Give back the full listing verbatim, apart from its images.

Provided entries>
....................

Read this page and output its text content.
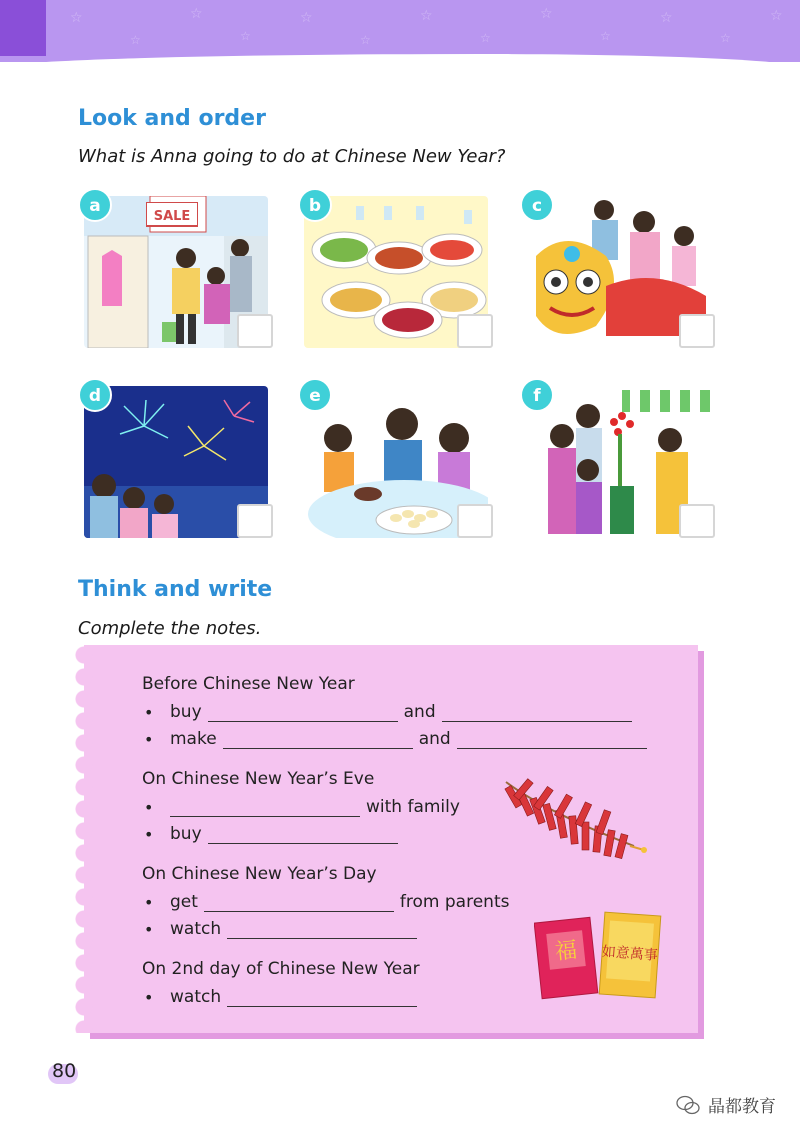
☆
☆
☆
☆
☆
☆
☆
☆
☆
☆
☆
☆
☆
Look and order
What is Anna going to do at Chinese New Year?
a
SALE
b	c
d	e	f
Think and write
Complete the notes.
福 如意萬事
Before Chinese New Year
• buy	and
• make	and
On Chinese New Year’s Eve
•	with family
• buy
On Chinese New Year’s Day
• get	from parents
• watch
On 2nd day of Chinese New Year
• watch
80
晶都教育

....................

Solution to the exercise>
Read this page and output its text content.
☆
☆
☆
☆
☆
☆
☆
☆
☆
☆
☆
☆
☆
Look and order
What is Anna going to do at Chinese New Year?
a
SALE
b	c
d	e	f
Think and write
Complete the notes.
福 如意萬事
Before Chinese New Year
• buy	and
• make	and
On Chinese New Year’s Eve
•	with family
• buy
On Chinese New Year’s Day
• get	from parents
• watch
On 2nd day of Chinese New Year
• watch
80
晶都教育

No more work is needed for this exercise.